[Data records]
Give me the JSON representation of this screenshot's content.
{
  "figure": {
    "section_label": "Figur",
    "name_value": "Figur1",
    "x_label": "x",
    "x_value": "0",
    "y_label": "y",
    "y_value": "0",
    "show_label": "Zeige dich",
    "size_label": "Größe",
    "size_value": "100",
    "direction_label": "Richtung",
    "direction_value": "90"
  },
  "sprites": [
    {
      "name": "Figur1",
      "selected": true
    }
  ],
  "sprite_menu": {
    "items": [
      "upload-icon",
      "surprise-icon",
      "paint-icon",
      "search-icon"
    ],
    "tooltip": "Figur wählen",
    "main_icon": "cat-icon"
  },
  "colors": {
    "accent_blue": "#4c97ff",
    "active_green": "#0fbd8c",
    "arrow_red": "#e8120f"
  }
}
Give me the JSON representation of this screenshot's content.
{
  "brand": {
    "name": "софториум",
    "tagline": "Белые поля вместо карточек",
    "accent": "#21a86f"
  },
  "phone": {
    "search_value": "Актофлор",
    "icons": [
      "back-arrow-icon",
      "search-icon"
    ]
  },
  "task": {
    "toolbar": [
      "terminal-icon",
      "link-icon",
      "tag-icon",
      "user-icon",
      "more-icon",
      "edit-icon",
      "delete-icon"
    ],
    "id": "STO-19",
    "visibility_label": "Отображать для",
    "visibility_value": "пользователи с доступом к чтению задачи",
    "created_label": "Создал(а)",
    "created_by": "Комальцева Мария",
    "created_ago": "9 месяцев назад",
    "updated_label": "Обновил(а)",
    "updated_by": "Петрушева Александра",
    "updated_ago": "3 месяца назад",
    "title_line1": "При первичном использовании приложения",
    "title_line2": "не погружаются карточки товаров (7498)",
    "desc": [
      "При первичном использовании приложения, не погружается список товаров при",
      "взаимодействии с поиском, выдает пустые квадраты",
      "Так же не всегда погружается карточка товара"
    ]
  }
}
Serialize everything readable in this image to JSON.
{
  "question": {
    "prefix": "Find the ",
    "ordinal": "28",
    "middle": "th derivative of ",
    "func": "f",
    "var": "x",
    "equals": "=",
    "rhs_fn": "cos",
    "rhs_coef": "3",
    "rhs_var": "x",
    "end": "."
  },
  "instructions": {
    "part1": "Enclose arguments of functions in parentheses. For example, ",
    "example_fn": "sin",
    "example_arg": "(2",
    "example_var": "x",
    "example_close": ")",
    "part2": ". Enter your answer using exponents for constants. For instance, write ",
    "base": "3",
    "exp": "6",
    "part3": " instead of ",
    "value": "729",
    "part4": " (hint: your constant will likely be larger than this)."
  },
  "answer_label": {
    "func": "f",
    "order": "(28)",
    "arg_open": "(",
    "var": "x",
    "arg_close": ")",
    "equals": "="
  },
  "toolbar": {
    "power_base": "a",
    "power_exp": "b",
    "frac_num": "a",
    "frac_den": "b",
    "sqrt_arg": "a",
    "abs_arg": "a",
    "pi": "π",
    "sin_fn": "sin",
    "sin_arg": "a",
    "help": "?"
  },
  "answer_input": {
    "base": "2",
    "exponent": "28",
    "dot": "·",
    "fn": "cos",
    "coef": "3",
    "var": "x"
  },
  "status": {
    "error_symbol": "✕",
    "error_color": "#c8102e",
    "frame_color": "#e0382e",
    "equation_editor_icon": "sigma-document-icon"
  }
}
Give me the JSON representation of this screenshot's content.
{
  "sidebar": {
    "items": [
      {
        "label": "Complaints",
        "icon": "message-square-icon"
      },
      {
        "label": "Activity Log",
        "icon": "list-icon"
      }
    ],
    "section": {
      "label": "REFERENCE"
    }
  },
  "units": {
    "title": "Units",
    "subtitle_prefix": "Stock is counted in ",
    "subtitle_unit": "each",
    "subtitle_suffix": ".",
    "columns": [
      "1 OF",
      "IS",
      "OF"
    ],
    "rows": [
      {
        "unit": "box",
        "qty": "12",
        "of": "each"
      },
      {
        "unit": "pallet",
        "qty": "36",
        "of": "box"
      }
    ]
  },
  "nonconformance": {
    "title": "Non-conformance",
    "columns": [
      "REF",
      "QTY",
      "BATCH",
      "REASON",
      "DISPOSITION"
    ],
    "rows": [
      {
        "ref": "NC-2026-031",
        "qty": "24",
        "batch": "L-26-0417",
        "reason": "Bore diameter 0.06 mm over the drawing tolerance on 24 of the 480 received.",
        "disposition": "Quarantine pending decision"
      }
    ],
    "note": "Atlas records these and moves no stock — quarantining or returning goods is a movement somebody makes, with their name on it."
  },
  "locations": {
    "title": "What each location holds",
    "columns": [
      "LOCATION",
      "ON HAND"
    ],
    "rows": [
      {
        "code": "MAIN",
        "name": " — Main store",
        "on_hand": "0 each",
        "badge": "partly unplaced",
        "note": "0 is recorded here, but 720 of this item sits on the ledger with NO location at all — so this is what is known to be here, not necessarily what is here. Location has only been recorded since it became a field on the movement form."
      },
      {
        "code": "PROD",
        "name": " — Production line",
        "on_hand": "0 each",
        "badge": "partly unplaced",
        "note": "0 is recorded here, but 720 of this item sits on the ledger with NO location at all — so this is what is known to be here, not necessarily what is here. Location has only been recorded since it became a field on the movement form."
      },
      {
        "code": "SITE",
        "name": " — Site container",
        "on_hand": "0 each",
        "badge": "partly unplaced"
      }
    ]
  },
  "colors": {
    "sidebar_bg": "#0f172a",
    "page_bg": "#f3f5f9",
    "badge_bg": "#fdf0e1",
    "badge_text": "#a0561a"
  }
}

## What to produce
Print all of the entries exactly as they are written.

## Worked solution
Give me the JSON representation of this screenshot's content.
{
  "figure": {
    "section_label": "Figur",
    "name_value": "Figur1",
    "x_label": "x",
    "x_value": "0",
    "y_label": "y",
    "y_value": "0",
    "show_label": "Zeige dich",
    "size_label": "Größe",
    "size_value": "100",
    "direction_label": "Richtung",
    "direction_value": "90"
  },
  "sprites": [
    {
      "name": "Figur1",
      "selected": true
    }
  ],
  "sprite_menu": {
    "items": [
      "upload-icon",
      "surprise-icon",
      "paint-icon",
      "search-icon"
    ],
    "tooltip": "Figur wählen",
    "main_icon": "cat-icon"
  },
  "colors": {
    "accent_blue": "#4c97ff",
    "active_green": "#0fbd8c",
    "arrow_red": "#e8120f"
  }
}
Give me the JSON representation of this screenshot's content.
{
  "brand": {
    "name": "софториум",
    "tagline": "Белые поля вместо карточек",
    "accent": "#21a86f"
  },
  "phone": {
    "search_value": "Актофлор",
    "icons": [
      "back-arrow-icon",
      "search-icon"
    ]
  },
  "task": {
    "toolbar": [
      "terminal-icon",
      "link-icon",
      "tag-icon",
      "user-icon",
      "more-icon",
      "edit-icon",
      "delete-icon"
    ],
    "id": "STO-19",
    "visibility_label": "Отображать для",
    "visibility_value": "пользователи с доступом к чтению задачи",
    "created_label": "Создал(а)",
    "created_by": "Комальцева Мария",
    "created_ago": "9 месяцев назад",
    "updated_label": "Обновил(а)",
    "updated_by": "Петрушева Александра",
    "updated_ago": "3 месяца назад",
    "title_line1": "При первичном использовании приложения",
    "title_line2": "не погружаются карточки товаров (7498)",
    "desc": [
      "При первичном использовании приложения, не погружается список товаров при",
      "взаимодействии с поиском, выдает пустые квадраты",
      "Так же не всегда погружается карточка товара"
    ]
  }
}
Serialize everything readable in this image to JSON.
{
  "question": {
    "prefix": "Find the ",
    "ordinal": "28",
    "middle": "th derivative of ",
    "func": "f",
    "var": "x",
    "equals": "=",
    "rhs_fn": "cos",
    "rhs_coef": "3",
    "rhs_var": "x",
    "end": "."
  },
  "instructions": {
    "part1": "Enclose arguments of functions in parentheses. For example, ",
    "example_fn": "sin",
    "example_arg": "(2",
    "example_var": "x",
    "example_close": ")",
    "part2": ". Enter your answer using exponents for constants. For instance, write ",
    "base": "3",
    "exp": "6",
    "part3": " instead of ",
    "value": "729",
    "part4": " (hint: your constant will likely be larger than this)."
  },
  "answer_label": {
    "func": "f",
    "order": "(28)",
    "arg_open": "(",
    "var": "x",
    "arg_close": ")",
    "equals": "="
  },
  "toolbar": {
    "power_base": "a",
    "power_exp": "b",
    "frac_num": "a",
    "frac_den": "b",
    "sqrt_arg": "a",
    "abs_arg": "a",
    "pi": "π",
    "sin_fn": "sin",
    "sin_arg": "a",
    "help": "?"
  },
  "answer_input": {
    "base": "2",
    "exponent": "28",
    "dot": "·",
    "fn": "cos",
    "coef": "3",
    "var": "x"
  },
  "status": {
    "error_symbol": "✕",
    "error_color": "#c8102e",
    "frame_color": "#e0382e",
    "equation_editor_icon": "sigma-document-icon"
  }
}
Give me the JSON representation of this screenshot's content.
{
  "sidebar": {
    "items": [
      {
        "label": "Complaints",
        "icon": "message-square-icon"
      },
      {
        "label": "Activity Log",
        "icon": "list-icon"
      }
    ],
    "section": {
      "label": "REFERENCE"
    }
  },
  "units": {
    "title": "Units",
    "subtitle_prefix": "Stock is counted in ",
    "subtitle_unit": "each",
    "subtitle_suffix": ".",
    "columns": [
      "1 OF",
      "IS",
      "OF"
    ],
    "rows": [
      {
        "unit": "box",
        "qty": "12",
        "of": "each"
      },
      {
        "unit": "pallet",
        "qty": "36",
        "of": "box"
      }
    ]
  },
  "nonconformance": {
    "title": "Non-conformance",
    "columns": [
      "REF",
      "QTY",
      "BATCH",
      "REASON",
      "DISPOSITION"
    ],
    "rows": [
      {
        "ref": "NC-2026-031",
        "qty": "24",
        "batch": "L-26-0417",
        "reason": "Bore diameter 0.06 mm over the drawing tolerance on 24 of the 480 received.",
        "disposition": "Quarantine pending decision"
      }
    ],
    "note": "Atlas records these and moves no stock — quarantining or returning goods is a movement somebody makes, with their name on it."
  },
  "locations": {
    "title": "What each location holds",
    "columns": [
      "LOCATION",
      "ON HAND"
    ],
    "rows": [
      {
        "code": "MAIN",
        "name": " — Main store",
        "on_hand": "0 each",
        "badge": "partly unplaced",
        "note": "0 is recorded here, but 720 of this item sits on the ledger with NO location at all — so this is what is known to be here, not necessarily what is here. Location has only been recorded since it became a field on the movement form."
      },
      {
        "code": "PROD",
        "name": " — Production line",
        "on_hand": "0 each",
        "badge": "partly unplaced",
        "note": "0 is recorded here, but 720 of this item sits on the ledger with NO location at all — so this is what is known to be here, not necessarily what is here. Location has only been recorded since it became a field on the movement form."
      },
      {
        "code": "SITE",
        "name": " — Site container",
        "on_hand": "0 each",
        "badge": "partly unplaced"
      }
    ]
  },
  "colors": {
    "sidebar_bg": "#0f172a",
    "page_bg": "#f3f5f9",
    "badge_bg": "#fdf0e1",
    "badge_text": "#a0561a"
  }
}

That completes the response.